DO THIS = Make an exact copy of the entries below with the pictures removed.

RECORDS PROVIDED =

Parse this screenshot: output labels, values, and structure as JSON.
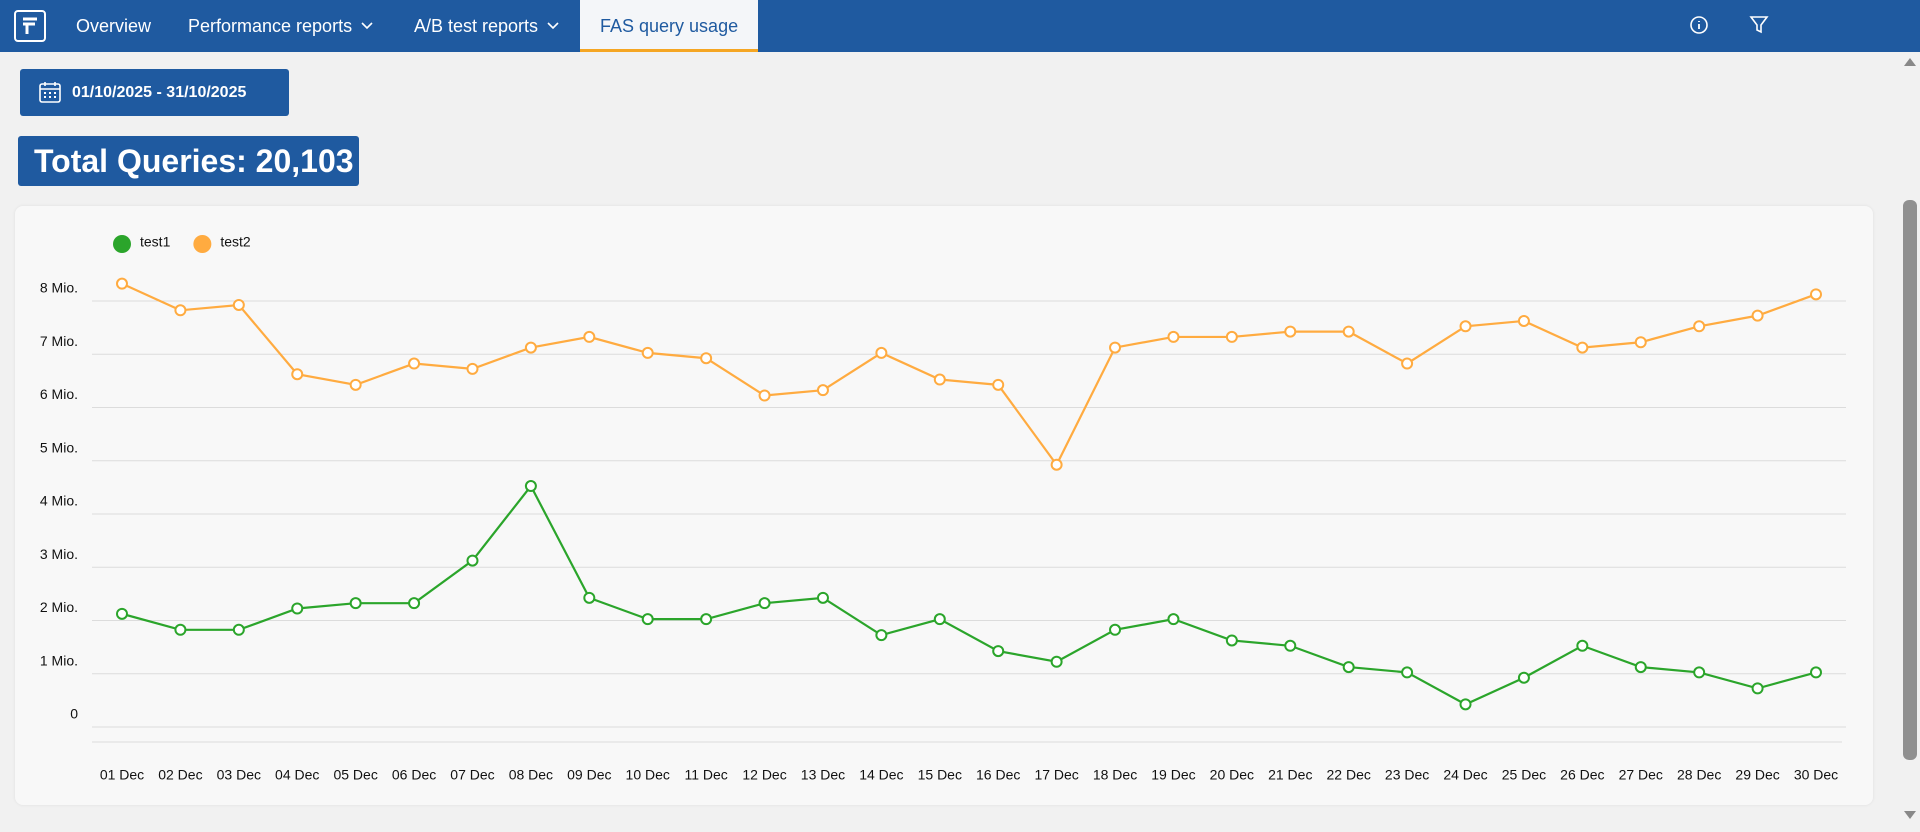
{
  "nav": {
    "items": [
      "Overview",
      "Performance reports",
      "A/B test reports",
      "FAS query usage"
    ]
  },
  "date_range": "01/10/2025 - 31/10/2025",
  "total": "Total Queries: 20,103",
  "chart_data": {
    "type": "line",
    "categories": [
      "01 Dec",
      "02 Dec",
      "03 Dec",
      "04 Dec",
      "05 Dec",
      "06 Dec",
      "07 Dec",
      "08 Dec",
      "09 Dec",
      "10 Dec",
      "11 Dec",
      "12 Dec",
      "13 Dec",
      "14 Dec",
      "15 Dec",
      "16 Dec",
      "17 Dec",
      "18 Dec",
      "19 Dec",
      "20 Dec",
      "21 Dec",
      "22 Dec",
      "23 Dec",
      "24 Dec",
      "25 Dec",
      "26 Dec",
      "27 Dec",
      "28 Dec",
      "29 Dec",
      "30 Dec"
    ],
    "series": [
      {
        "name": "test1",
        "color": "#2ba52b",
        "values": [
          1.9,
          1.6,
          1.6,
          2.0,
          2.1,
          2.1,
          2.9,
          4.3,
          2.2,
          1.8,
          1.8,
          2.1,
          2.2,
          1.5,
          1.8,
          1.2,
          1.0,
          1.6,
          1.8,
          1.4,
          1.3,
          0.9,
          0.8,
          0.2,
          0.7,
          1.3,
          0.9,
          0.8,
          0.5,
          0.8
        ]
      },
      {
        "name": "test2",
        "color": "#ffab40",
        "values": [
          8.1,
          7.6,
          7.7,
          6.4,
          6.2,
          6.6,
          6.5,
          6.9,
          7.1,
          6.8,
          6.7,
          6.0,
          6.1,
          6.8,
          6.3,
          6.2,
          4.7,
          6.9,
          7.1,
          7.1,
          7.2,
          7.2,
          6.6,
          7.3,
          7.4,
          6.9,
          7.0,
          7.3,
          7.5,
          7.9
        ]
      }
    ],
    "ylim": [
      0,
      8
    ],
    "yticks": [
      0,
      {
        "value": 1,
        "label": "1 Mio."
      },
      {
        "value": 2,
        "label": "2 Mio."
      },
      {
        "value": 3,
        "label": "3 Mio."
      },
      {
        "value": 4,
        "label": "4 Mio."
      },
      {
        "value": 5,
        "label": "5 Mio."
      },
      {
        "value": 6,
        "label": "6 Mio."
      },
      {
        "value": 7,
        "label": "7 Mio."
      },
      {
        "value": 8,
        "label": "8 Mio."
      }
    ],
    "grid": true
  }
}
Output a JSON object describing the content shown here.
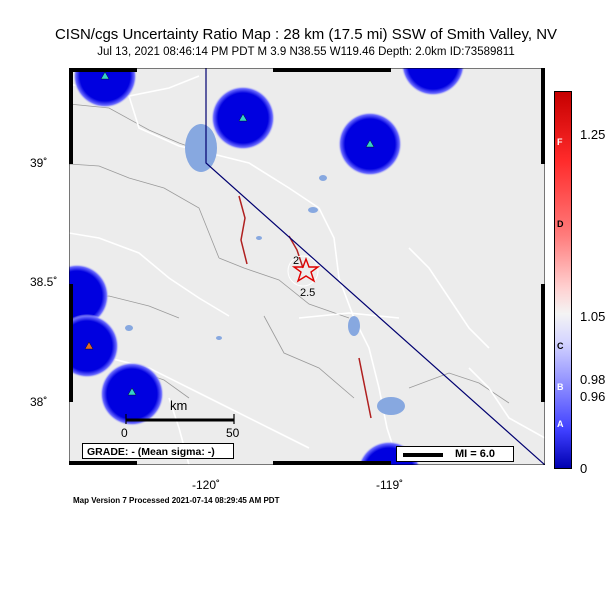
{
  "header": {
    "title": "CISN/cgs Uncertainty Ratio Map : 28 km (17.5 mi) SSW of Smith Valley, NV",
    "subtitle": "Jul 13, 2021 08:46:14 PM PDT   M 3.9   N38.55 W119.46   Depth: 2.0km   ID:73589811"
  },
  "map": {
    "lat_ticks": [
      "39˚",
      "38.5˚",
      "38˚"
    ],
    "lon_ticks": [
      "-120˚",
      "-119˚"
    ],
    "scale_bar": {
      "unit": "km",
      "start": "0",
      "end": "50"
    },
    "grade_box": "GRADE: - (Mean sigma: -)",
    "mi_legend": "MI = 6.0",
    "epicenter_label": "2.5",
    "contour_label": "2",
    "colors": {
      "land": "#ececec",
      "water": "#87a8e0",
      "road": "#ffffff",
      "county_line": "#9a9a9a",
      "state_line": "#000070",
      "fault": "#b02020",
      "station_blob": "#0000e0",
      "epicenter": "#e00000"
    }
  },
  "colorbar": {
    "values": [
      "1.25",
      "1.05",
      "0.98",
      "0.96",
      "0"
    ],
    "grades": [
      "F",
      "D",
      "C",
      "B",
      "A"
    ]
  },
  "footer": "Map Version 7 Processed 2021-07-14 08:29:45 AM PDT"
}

TASK RESPONSE =
Parse this screenshot: output labels, values, and structure as JSON.
{
  "nav": {
    "items": [
      "Overview",
      "Performance reports",
      "A/B test reports",
      "FAS query usage"
    ]
  },
  "date_range": "01/10/2025 - 31/10/2025",
  "total": "Total Queries: 20,103",
  "chart_data": {
    "type": "line",
    "categories": [
      "01 Dec",
      "02 Dec",
      "03 Dec",
      "04 Dec",
      "05 Dec",
      "06 Dec",
      "07 Dec",
      "08 Dec",
      "09 Dec",
      "10 Dec",
      "11 Dec",
      "12 Dec",
      "13 Dec",
      "14 Dec",
      "15 Dec",
      "16 Dec",
      "17 Dec",
      "18 Dec",
      "19 Dec",
      "20 Dec",
      "21 Dec",
      "22 Dec",
      "23 Dec",
      "24 Dec",
      "25 Dec",
      "26 Dec",
      "27 Dec",
      "28 Dec",
      "29 Dec",
      "30 Dec"
    ],
    "series": [
      {
        "name": "test1",
        "color": "#2ba52b",
        "values": [
          1.9,
          1.6,
          1.6,
          2.0,
          2.1,
          2.1,
          2.9,
          4.3,
          2.2,
          1.8,
          1.8,
          2.1,
          2.2,
          1.5,
          1.8,
          1.2,
          1.0,
          1.6,
          1.8,
          1.4,
          1.3,
          0.9,
          0.8,
          0.2,
          0.7,
          1.3,
          0.9,
          0.8,
          0.5,
          0.8
        ]
      },
      {
        "name": "test2",
        "color": "#ffab40",
        "values": [
          8.1,
          7.6,
          7.7,
          6.4,
          6.2,
          6.6,
          6.5,
          6.9,
          7.1,
          6.8,
          6.7,
          6.0,
          6.1,
          6.8,
          6.3,
          6.2,
          4.7,
          6.9,
          7.1,
          7.1,
          7.2,
          7.2,
          6.6,
          7.3,
          7.4,
          6.9,
          7.0,
          7.3,
          7.5,
          7.9
        ]
      }
    ],
    "ylim": [
      0,
      8
    ],
    "yticks": [
      0,
      {
        "value": 1,
        "label": "1 Mio."
      },
      {
        "value": 2,
        "label": "2 Mio."
      },
      {
        "value": 3,
        "label": "3 Mio."
      },
      {
        "value": 4,
        "label": "4 Mio."
      },
      {
        "value": 5,
        "label": "5 Mio."
      },
      {
        "value": 6,
        "label": "6 Mio."
      },
      {
        "value": 7,
        "label": "7 Mio."
      },
      {
        "value": 8,
        "label": "8 Mio."
      }
    ],
    "grid": true
  }
}
Output a JSON object describing the content shown here.
{
  "header": {
    "title": "CISN/cgs Uncertainty Ratio Map : 28 km (17.5 mi) SSW of Smith Valley, NV",
    "subtitle": "Jul 13, 2021 08:46:14 PM PDT   M 3.9   N38.55 W119.46   Depth: 2.0km   ID:73589811"
  },
  "map": {
    "lat_ticks": [
      "39˚",
      "38.5˚",
      "38˚"
    ],
    "lon_ticks": [
      "-120˚",
      "-119˚"
    ],
    "scale_bar": {
      "unit": "km",
      "start": "0",
      "end": "50"
    },
    "grade_box": "GRADE: - (Mean sigma: -)",
    "mi_legend": "MI = 6.0",
    "epicenter_label": "2.5",
    "contour_label": "2",
    "colors": {
      "land": "#ececec",
      "water": "#87a8e0",
      "road": "#ffffff",
      "county_line": "#9a9a9a",
      "state_line": "#000070",
      "fault": "#b02020",
      "station_blob": "#0000e0",
      "epicenter": "#e00000"
    }
  },
  "colorbar": {
    "values": [
      "1.25",
      "1.05",
      "0.98",
      "0.96",
      "0"
    ],
    "grades": [
      "F",
      "D",
      "C",
      "B",
      "A"
    ]
  },
  "footer": "Map Version 7 Processed 2021-07-14 08:29:45 AM PDT"
}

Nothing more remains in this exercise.